*Given request*: Using the data below, gather each line that includes the word "reflection".

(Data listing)

**********

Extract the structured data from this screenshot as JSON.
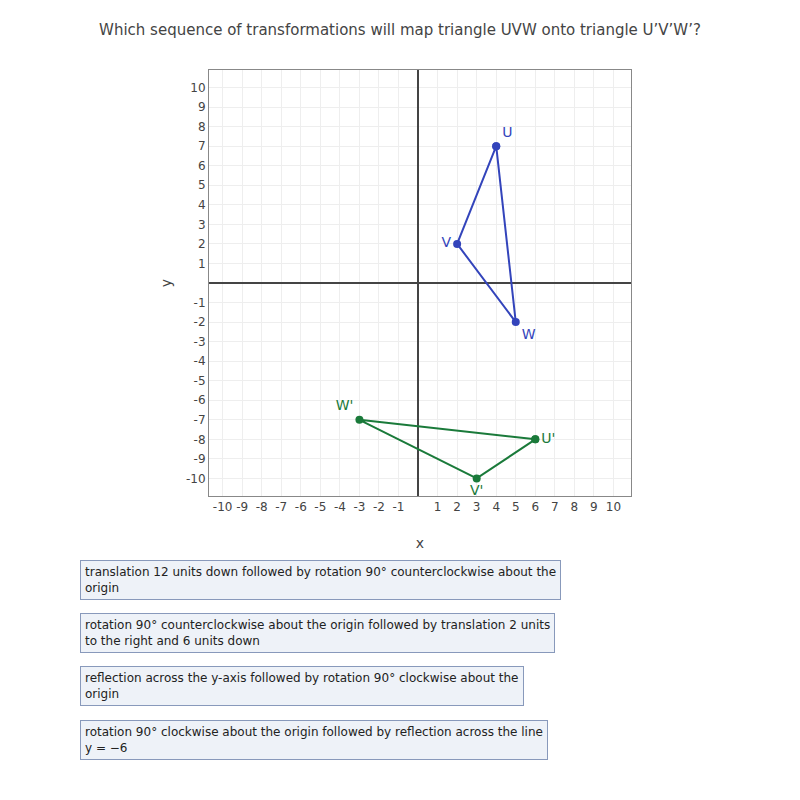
{
  "chart_data": {
    "type": "line",
    "title": "Which sequence of transformations will map triangle UVW onto triangle U’V’W’?",
    "xlabel": "x",
    "ylabel": "y",
    "series": [
      {
        "color": "#3344bb",
        "marker": "circle",
        "x": [
          4,
          2,
          5
        ],
        "y": [
          7,
          2,
          -2
        ],
        "point_labels": [
          "U",
          "V",
          "W"
        ]
      },
      {
        "color": "#1a7a3a",
        "marker": "circle",
        "x": [
          6,
          3,
          -3
        ],
        "y": [
          -8,
          -10,
          -7
        ],
        "point_labels": [
          "U'",
          "V'",
          "W'"
        ]
      }
    ],
    "xlim": [
      -10.7,
      10.9
    ],
    "ylim": [
      -10.9,
      10.9
    ],
    "xticks": [
      -10,
      -9,
      -8,
      -7,
      -6,
      -5,
      -4,
      -3,
      -2,
      -1,
      1,
      2,
      3,
      4,
      5,
      6,
      7,
      8,
      9,
      10
    ],
    "yticks": [
      -10,
      -9,
      -8,
      -7,
      -6,
      -5,
      -4,
      -3,
      -2,
      -1,
      1,
      2,
      3,
      4,
      5,
      6,
      7,
      8,
      9,
      10
    ],
    "grid": true,
    "annotations": [
      "translation 12 units down followed by rotation 90° counterclockwise about the\norigin",
      "rotation 90° counterclockwise about the origin followed by translation 2 units\nto the right and 6 units down",
      "reflection across the y-axis followed by rotation 90° clockwise about the\norigin",
      "rotation 90° clockwise about the origin followed by reflection across the line\ny = −6"
    ]
  }
}
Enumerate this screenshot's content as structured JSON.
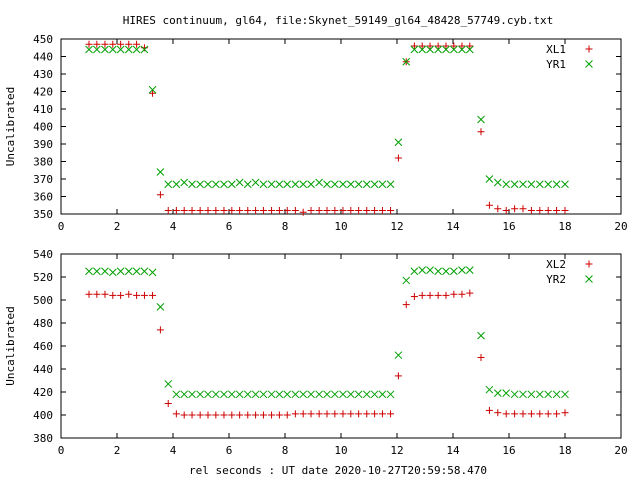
{
  "chart_data": [
    {
      "type": "scatter",
      "title": "HIRES continuum, gl64, file:Skynet_59149_gl64_48428_57749.cyb.txt",
      "xlabel": "",
      "ylabel": "Uncalibrated",
      "xlim": [
        0,
        20
      ],
      "ylim": [
        350,
        450
      ],
      "xticks": [
        0,
        2,
        4,
        6,
        8,
        10,
        12,
        14,
        16,
        18,
        20
      ],
      "yticks": [
        350,
        360,
        370,
        380,
        390,
        400,
        410,
        420,
        430,
        440,
        450
      ],
      "legend_position": "top-right",
      "series": [
        {
          "name": "XL1",
          "marker": "plus",
          "color": "#cc0000",
          "x": [
            1.0,
            1.28,
            1.57,
            1.85,
            2.13,
            2.42,
            2.7,
            2.98,
            3.27,
            3.55,
            3.83,
            4.12,
            4.4,
            4.68,
            4.97,
            5.25,
            5.53,
            5.82,
            6.1,
            6.38,
            6.67,
            6.95,
            7.23,
            7.52,
            7.8,
            8.08,
            8.37,
            8.65,
            8.93,
            9.22,
            9.5,
            9.78,
            10.07,
            10.35,
            10.63,
            10.92,
            11.2,
            11.48,
            11.77,
            12.05,
            12.33,
            12.62,
            12.9,
            13.18,
            13.47,
            13.75,
            14.03,
            14.32,
            14.6,
            15.0,
            15.3,
            15.6,
            15.9,
            16.2,
            16.5,
            16.8,
            17.1,
            17.4,
            17.7,
            18.0
          ],
          "y": [
            447,
            447,
            447,
            447,
            447,
            447,
            447,
            445,
            419,
            361,
            352,
            352,
            352,
            352,
            352,
            352,
            352,
            352,
            352,
            352,
            352,
            352,
            352,
            352,
            352,
            352,
            352,
            351,
            352,
            352,
            352,
            352,
            352,
            352,
            352,
            352,
            352,
            352,
            352,
            382,
            437,
            446,
            446,
            446,
            446,
            446,
            446,
            446,
            446,
            397,
            355,
            353,
            352,
            353,
            353,
            352,
            352,
            352,
            352,
            352
          ]
        },
        {
          "name": "YR1",
          "marker": "cross",
          "color": "#00a000",
          "x": [
            1.0,
            1.28,
            1.57,
            1.85,
            2.13,
            2.42,
            2.7,
            2.98,
            3.27,
            3.55,
            3.83,
            4.12,
            4.4,
            4.68,
            4.97,
            5.25,
            5.53,
            5.82,
            6.1,
            6.38,
            6.67,
            6.95,
            7.23,
            7.52,
            7.8,
            8.08,
            8.37,
            8.65,
            8.93,
            9.22,
            9.5,
            9.78,
            10.07,
            10.35,
            10.63,
            10.92,
            11.2,
            11.48,
            11.77,
            12.05,
            12.33,
            12.62,
            12.9,
            13.18,
            13.47,
            13.75,
            14.03,
            14.32,
            14.6,
            15.0,
            15.3,
            15.6,
            15.9,
            16.2,
            16.5,
            16.8,
            17.1,
            17.4,
            17.7,
            18.0
          ],
          "y": [
            444,
            444,
            444,
            444,
            444,
            444,
            444,
            444,
            421,
            374,
            367,
            367,
            368,
            367,
            367,
            367,
            367,
            367,
            367,
            368,
            367,
            368,
            367,
            367,
            367,
            367,
            367,
            367,
            367,
            368,
            367,
            367,
            367,
            367,
            367,
            367,
            367,
            367,
            367,
            391,
            437,
            444,
            444,
            444,
            444,
            444,
            444,
            444,
            444,
            404,
            370,
            368,
            367,
            367,
            367,
            367,
            367,
            367,
            367,
            367
          ]
        }
      ]
    },
    {
      "type": "scatter",
      "title": "",
      "xlabel": "rel seconds : UT date 2020-10-27T20:59:58.470",
      "ylabel": "Uncalibrated",
      "xlim": [
        0,
        20
      ],
      "ylim": [
        380,
        540
      ],
      "xticks": [
        0,
        2,
        4,
        6,
        8,
        10,
        12,
        14,
        16,
        18,
        20
      ],
      "yticks": [
        380,
        400,
        420,
        440,
        460,
        480,
        500,
        520,
        540
      ],
      "legend_position": "top-right",
      "series": [
        {
          "name": "XL2",
          "marker": "plus",
          "color": "#cc0000",
          "x": [
            1.0,
            1.28,
            1.57,
            1.85,
            2.13,
            2.42,
            2.7,
            2.98,
            3.27,
            3.55,
            3.83,
            4.12,
            4.4,
            4.68,
            4.97,
            5.25,
            5.53,
            5.82,
            6.1,
            6.38,
            6.67,
            6.95,
            7.23,
            7.52,
            7.8,
            8.08,
            8.37,
            8.65,
            8.93,
            9.22,
            9.5,
            9.78,
            10.07,
            10.35,
            10.63,
            10.92,
            11.2,
            11.48,
            11.77,
            12.05,
            12.33,
            12.62,
            12.9,
            13.18,
            13.47,
            13.75,
            14.03,
            14.32,
            14.6,
            15.0,
            15.3,
            15.6,
            15.9,
            16.2,
            16.5,
            16.8,
            17.1,
            17.4,
            17.7,
            18.0
          ],
          "y": [
            505,
            505,
            505,
            504,
            504,
            505,
            504,
            504,
            504,
            474,
            410,
            401,
            400,
            400,
            400,
            400,
            400,
            400,
            400,
            400,
            400,
            400,
            400,
            400,
            400,
            400,
            401,
            401,
            401,
            401,
            401,
            401,
            401,
            401,
            401,
            401,
            401,
            401,
            401,
            434,
            496,
            503,
            504,
            504,
            504,
            504,
            505,
            505,
            506,
            450,
            404,
            402,
            401,
            401,
            401,
            401,
            401,
            401,
            401,
            402
          ]
        },
        {
          "name": "YR2",
          "marker": "cross",
          "color": "#00a000",
          "x": [
            1.0,
            1.28,
            1.57,
            1.85,
            2.13,
            2.42,
            2.7,
            2.98,
            3.27,
            3.55,
            3.83,
            4.12,
            4.4,
            4.68,
            4.97,
            5.25,
            5.53,
            5.82,
            6.1,
            6.38,
            6.67,
            6.95,
            7.23,
            7.52,
            7.8,
            8.08,
            8.37,
            8.65,
            8.93,
            9.22,
            9.5,
            9.78,
            10.07,
            10.35,
            10.63,
            10.92,
            11.2,
            11.48,
            11.77,
            12.05,
            12.33,
            12.62,
            12.9,
            13.18,
            13.47,
            13.75,
            14.03,
            14.32,
            14.6,
            15.0,
            15.3,
            15.6,
            15.9,
            16.2,
            16.5,
            16.8,
            17.1,
            17.4,
            17.7,
            18.0
          ],
          "y": [
            525,
            525,
            525,
            524,
            525,
            525,
            525,
            525,
            524,
            494,
            427,
            418,
            418,
            418,
            418,
            418,
            418,
            418,
            418,
            418,
            418,
            418,
            418,
            418,
            418,
            418,
            418,
            418,
            418,
            418,
            418,
            418,
            418,
            418,
            418,
            418,
            418,
            418,
            418,
            452,
            517,
            525,
            526,
            526,
            525,
            525,
            525,
            526,
            526,
            469,
            422,
            419,
            419,
            418,
            418,
            418,
            418,
            418,
            418,
            418
          ]
        }
      ]
    }
  ]
}
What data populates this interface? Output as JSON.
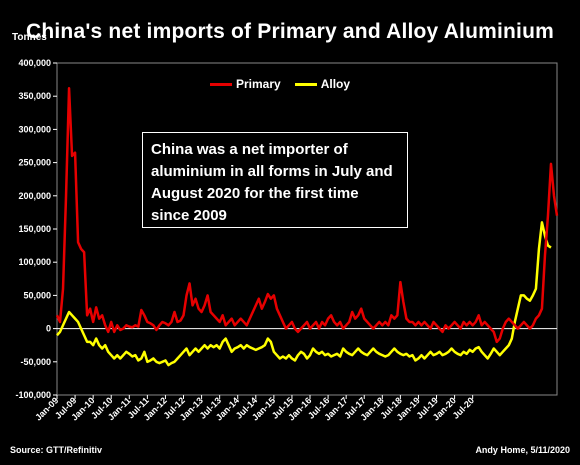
{
  "chart_data": {
    "type": "line",
    "title": "China's net imports of Primary and Alloy Aluminium",
    "ylabel": "Tonnes",
    "ylim": [
      -100000,
      400000
    ],
    "yticks": [
      "400,000",
      "350,000",
      "300,000",
      "250,000",
      "200,000",
      "150,000",
      "100,000",
      "50,000",
      "0",
      "-50,000",
      "-100,000"
    ],
    "ytick_values": [
      400000,
      350000,
      300000,
      250000,
      200000,
      150000,
      100000,
      50000,
      0,
      -50000,
      -100000
    ],
    "xticks": [
      "Jan-09",
      "Jul-09",
      "Jan-10",
      "Jul-10",
      "Jan-11",
      "Jul-11",
      "Jan-12",
      "Jul-12",
      "Jan-13",
      "Jul-13",
      "Jan-14",
      "Jul-14",
      "Jan-15",
      "Jul-15",
      "Jan-16",
      "Jul-16",
      "Jan-17",
      "Jul-17",
      "Jan-18",
      "Jul-18",
      "Jan-19",
      "Jul-19",
      "Jan-20",
      "Jul-20"
    ],
    "x_start": "Jan-09",
    "x_end": "Sep-20",
    "legend": "top-left",
    "annotation": "China was a net importer of aluminium in all forms in July and August 2020 for the first time since 2009",
    "series": [
      {
        "name": "Primary",
        "color": "#e60000",
        "values": [
          20000,
          10000,
          60000,
          200000,
          362000,
          260000,
          265000,
          130000,
          120000,
          115000,
          20000,
          30000,
          10000,
          32000,
          15000,
          20000,
          5000,
          -5000,
          10000,
          -5000,
          5000,
          -2000,
          0,
          5000,
          3000,
          2000,
          5000,
          3000,
          28000,
          20000,
          10000,
          8000,
          5000,
          -2000,
          5000,
          10000,
          8000,
          5000,
          10000,
          25000,
          10000,
          12000,
          20000,
          50000,
          68000,
          35000,
          45000,
          30000,
          25000,
          35000,
          50000,
          25000,
          20000,
          15000,
          10000,
          20000,
          5000,
          10000,
          15000,
          5000,
          10000,
          15000,
          10000,
          5000,
          15000,
          25000,
          35000,
          45000,
          30000,
          40000,
          52000,
          45000,
          50000,
          30000,
          20000,
          10000,
          0,
          5000,
          10000,
          0,
          -5000,
          0,
          5000,
          10000,
          0,
          5000,
          10000,
          0,
          10000,
          5000,
          15000,
          20000,
          10000,
          5000,
          10000,
          0,
          5000,
          10000,
          25000,
          15000,
          20000,
          30000,
          15000,
          10000,
          5000,
          0,
          5000,
          10000,
          5000,
          10000,
          5000,
          20000,
          15000,
          20000,
          70000,
          40000,
          15000,
          10000,
          10000,
          5000,
          10000,
          5000,
          10000,
          5000,
          0,
          10000,
          5000,
          0,
          -5000,
          5000,
          0,
          5000,
          10000,
          5000,
          0,
          10000,
          5000,
          10000,
          5000,
          10000,
          20000,
          5000,
          10000,
          5000,
          0,
          -5000,
          -20000,
          -15000,
          0,
          10000,
          15000,
          10000,
          5000,
          0,
          5000,
          10000,
          5000,
          0,
          5000,
          15000,
          20000,
          30000,
          110000,
          170000,
          248000,
          200000,
          170000
        ]
      },
      {
        "name": "Alloy",
        "color": "#ffff00",
        "values": [
          -10000,
          -5000,
          5000,
          15000,
          25000,
          20000,
          15000,
          10000,
          0,
          -10000,
          -20000,
          -20000,
          -25000,
          -15000,
          -25000,
          -30000,
          -25000,
          -35000,
          -40000,
          -45000,
          -40000,
          -45000,
          -40000,
          -35000,
          -38000,
          -42000,
          -40000,
          -48000,
          -45000,
          -35000,
          -50000,
          -48000,
          -45000,
          -50000,
          -52000,
          -50000,
          -48000,
          -55000,
          -52000,
          -50000,
          -45000,
          -40000,
          -35000,
          -30000,
          -40000,
          -35000,
          -30000,
          -35000,
          -30000,
          -25000,
          -30000,
          -25000,
          -28000,
          -25000,
          -30000,
          -20000,
          -15000,
          -25000,
          -35000,
          -30000,
          -28000,
          -25000,
          -30000,
          -25000,
          -28000,
          -30000,
          -32000,
          -30000,
          -28000,
          -25000,
          -15000,
          -20000,
          -35000,
          -40000,
          -45000,
          -42000,
          -45000,
          -40000,
          -45000,
          -48000,
          -40000,
          -35000,
          -38000,
          -45000,
          -40000,
          -30000,
          -35000,
          -38000,
          -35000,
          -40000,
          -38000,
          -42000,
          -40000,
          -38000,
          -42000,
          -30000,
          -35000,
          -38000,
          -40000,
          -35000,
          -30000,
          -35000,
          -38000,
          -40000,
          -35000,
          -30000,
          -35000,
          -38000,
          -40000,
          -42000,
          -40000,
          -35000,
          -30000,
          -35000,
          -38000,
          -40000,
          -38000,
          -42000,
          -40000,
          -48000,
          -45000,
          -40000,
          -45000,
          -40000,
          -35000,
          -40000,
          -38000,
          -35000,
          -40000,
          -38000,
          -35000,
          -30000,
          -35000,
          -38000,
          -40000,
          -35000,
          -38000,
          -32000,
          -35000,
          -30000,
          -28000,
          -35000,
          -40000,
          -45000,
          -38000,
          -30000,
          -35000,
          -40000,
          -35000,
          -30000,
          -25000,
          -15000,
          10000,
          30000,
          50000,
          50000,
          45000,
          42000,
          50000,
          60000,
          120000,
          160000,
          140000,
          125000,
          122000
        ]
      }
    ]
  },
  "source": "Source: GTT/Refinitiv",
  "credit": "Andy Home, 5/11/2020"
}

**********

*Expected answer*:
      "reflection across the y-axis followed by rotation 90° clockwise about the\norigin",
      "rotation 90° clockwise about the origin followed by reflection across the line\ny = −6"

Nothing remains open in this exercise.